→ **Article**

** Start **

I thought of this as he read his poems in that strange, lyrical voice that is only his, bright and buoyant as any poet in the world.

  Applause and the reception awaiting Salinas the poet. Salinas slipping back into the other, the less eloquent, the shy one. But before we step out into the lobby and the many visitors anxious to speak to the poet, Salinas the man draws me aside next to the thick velvet curtains and confesses, beaming, “You know, this is a big deal for me.”

  And you could tell, it was.

  Falling in Love with Enamoramiento

  Credit 4.1

  The San Antonio Museum of Art invited me to be part of a visitor’s guide that would highlight favorite works in their collection. This was back in 2006. I don’t know what became of that project; I never saw my words in print. Maybe they thought what I wrote too scandalous. I never asked. I was just glad to have thrown a few rose petals at an artist whose work I’ve long admired, the sculptor José Luis Rivera-Barrera, a San Antonian originally from Kingsville, Texas. Although he worked in various materials, Rivera preferred working with wood, especially native mesquite.

  When I first came to San Antonio in 1984, I remember being invited to José’s show at a gallery on Broadway about three or four miles from my garage apartment. It was a special feat for me to attend back then, because I had to take a bus, and it was Sunday, a day when they arrived only once an hour. Coming from Chicago, I had no idea it would’ve been faster if I’d walked. After what felt like a long, long trek, I was rewarded by the splendor of José’s work. I admired a giant cockroach out of Kafka, which the painter César Martínez would trade for later and display in his home for many years until he was foolish enough to sell it. I wanted more than anything to take home a torso of a pregnant woman whose belly begged to be rubbed. The sculptures seemed as alive as when they were trees fighting against the Texas heat to survive. I couldn’t afford to buy José Luis Rivera-Barrera’s work back then, and possibly can’t now either, but to this master craftsman, in gratitude for inspiration and excellence, I bow.

  They’re nudes of a man and woman leaping to meet each other in a kiss. José Luis Rivera-Barrera carved them from a single block of mesquite, and it’s my favorite art piece in all the San Antonio Museum of Art. It’s called Enamoramiento— falling in love.

  I wait till the guard wanders away, then crawl beneath the torso of the mesquite man. My friend Dr. Ellen Riojas Clark told me to do this. I don’t know why, and I don’t know why I do it.

  “It’s anatomically correct,” a male voice says.

  I turn my head and see a pair of polished black shoes, climb out sheepishly, and show the guard my authorization papers.

  “The museum invited me to write about this piece,” I say, but the guard just smirks and walks away.

  How do I explain? I came to admire at all angles a sculpture that speaks of the sacred, not of the mundane. Of that moment when two beings kiss and are infinite.

  It’s as if the sculptor José made this with his eyes closed from the memory of the body of his beloved, from the memory of that native land, his own body. It’s as if he is remembering the force of love.

  It’s a sculpture that draws us to it and draws us away, the way one might feel both fascinated and embarrassed to intrude on such a private moment. The dimples and hollows, las tetas with their wide Mexican areolas, the mexi/indio feet, square and fat as tamales. Tanto amor. The hollow of the belly button, el hueco del ombligo of the tree, so full of magic you want to leave your prayers here.

** End **

→ **Short problem 1**
Name every person identified by name in the essay.
The essay and the listing that follows it come from unrelated sources.

→ **Information given**
** Start **

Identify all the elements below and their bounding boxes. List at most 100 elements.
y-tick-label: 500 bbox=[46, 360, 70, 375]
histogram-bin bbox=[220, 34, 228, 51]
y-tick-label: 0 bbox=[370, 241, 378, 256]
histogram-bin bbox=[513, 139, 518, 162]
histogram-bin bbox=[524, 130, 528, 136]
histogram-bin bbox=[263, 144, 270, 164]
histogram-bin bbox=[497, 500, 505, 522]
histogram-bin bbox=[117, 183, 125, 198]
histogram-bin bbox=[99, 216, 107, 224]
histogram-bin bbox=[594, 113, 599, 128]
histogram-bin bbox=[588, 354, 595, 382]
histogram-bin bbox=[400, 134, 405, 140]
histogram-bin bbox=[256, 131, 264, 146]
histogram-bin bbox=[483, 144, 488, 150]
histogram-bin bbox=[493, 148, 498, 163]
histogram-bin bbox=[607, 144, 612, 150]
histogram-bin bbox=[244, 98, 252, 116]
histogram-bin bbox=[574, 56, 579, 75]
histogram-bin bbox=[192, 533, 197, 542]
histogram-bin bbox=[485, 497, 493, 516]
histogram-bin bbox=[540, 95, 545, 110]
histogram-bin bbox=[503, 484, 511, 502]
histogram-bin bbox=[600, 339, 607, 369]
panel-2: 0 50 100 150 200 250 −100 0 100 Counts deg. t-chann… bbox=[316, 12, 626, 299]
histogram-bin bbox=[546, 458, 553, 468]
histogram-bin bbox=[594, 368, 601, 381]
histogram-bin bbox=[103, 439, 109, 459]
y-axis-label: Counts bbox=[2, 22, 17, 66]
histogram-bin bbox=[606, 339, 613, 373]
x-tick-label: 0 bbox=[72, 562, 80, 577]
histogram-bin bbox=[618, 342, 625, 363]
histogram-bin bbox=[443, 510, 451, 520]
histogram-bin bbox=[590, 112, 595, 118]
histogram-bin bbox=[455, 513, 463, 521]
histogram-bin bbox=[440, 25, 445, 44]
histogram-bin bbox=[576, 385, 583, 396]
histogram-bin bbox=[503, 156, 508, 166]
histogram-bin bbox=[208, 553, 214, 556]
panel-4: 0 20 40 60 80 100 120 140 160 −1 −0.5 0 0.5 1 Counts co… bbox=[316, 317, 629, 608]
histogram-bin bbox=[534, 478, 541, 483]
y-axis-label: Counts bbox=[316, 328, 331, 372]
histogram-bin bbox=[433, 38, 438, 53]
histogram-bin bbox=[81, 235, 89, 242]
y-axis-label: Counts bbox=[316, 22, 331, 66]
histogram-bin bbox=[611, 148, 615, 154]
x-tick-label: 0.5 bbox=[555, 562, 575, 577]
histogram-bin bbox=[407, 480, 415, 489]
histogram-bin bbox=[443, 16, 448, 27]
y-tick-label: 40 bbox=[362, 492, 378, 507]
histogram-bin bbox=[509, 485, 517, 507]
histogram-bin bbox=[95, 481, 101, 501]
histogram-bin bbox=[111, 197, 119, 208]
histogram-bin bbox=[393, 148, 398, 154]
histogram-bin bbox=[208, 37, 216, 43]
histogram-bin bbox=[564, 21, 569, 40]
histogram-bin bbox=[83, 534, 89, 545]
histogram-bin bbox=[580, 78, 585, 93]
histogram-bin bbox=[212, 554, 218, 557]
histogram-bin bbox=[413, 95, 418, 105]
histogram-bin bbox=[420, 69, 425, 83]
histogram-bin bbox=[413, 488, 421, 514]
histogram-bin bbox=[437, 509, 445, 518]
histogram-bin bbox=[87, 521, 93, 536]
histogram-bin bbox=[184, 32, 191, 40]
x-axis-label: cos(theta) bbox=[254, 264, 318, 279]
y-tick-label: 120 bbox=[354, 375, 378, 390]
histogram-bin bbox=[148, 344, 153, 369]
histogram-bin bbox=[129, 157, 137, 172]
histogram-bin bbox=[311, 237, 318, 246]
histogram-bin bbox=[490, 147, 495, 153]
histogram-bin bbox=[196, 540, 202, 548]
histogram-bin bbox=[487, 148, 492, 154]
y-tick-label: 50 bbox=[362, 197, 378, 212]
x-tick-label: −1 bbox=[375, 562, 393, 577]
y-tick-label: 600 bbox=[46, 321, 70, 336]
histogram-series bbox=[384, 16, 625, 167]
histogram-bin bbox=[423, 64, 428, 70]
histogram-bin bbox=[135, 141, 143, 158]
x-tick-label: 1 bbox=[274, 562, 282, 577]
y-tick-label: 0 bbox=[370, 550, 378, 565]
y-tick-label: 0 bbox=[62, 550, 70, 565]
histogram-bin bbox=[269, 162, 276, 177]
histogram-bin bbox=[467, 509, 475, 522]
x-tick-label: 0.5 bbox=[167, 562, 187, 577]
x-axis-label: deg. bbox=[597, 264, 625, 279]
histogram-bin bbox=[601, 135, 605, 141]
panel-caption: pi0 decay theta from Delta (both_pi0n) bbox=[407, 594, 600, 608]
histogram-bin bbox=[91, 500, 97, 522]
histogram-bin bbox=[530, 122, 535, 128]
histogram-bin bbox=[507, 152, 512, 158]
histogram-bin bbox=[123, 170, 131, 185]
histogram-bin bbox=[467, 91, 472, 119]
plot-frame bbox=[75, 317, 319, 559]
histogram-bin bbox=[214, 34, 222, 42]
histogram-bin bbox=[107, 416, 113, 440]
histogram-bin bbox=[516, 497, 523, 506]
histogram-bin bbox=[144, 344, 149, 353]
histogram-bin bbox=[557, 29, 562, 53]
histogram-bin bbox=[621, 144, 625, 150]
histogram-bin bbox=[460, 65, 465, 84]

** End **

→ **Short problem 2**
Print the lines of the listing starting at its first line and ending at the line containing "histogram-bin bbox=[263, 144, 270, 164]", with both of those lines included.

→ **Final result 1**
Salinas, José Luis Rivera-Barrera, César Martínez, Kafka, Dr. Ellen Riojas Clark

→ **Final result 2**
Identify all the elements below and their bounding boxes. List at most 100 elements.
y-tick-label: 500 bbox=[46, 360, 70, 375]
histogram-bin bbox=[220, 34, 228, 51]
y-tick-label: 0 bbox=[370, 241, 378, 256]
histogram-bin bbox=[513, 139, 518, 162]
histogram-bin bbox=[524, 130, 528, 136]
histogram-bin bbox=[263, 144, 270, 164]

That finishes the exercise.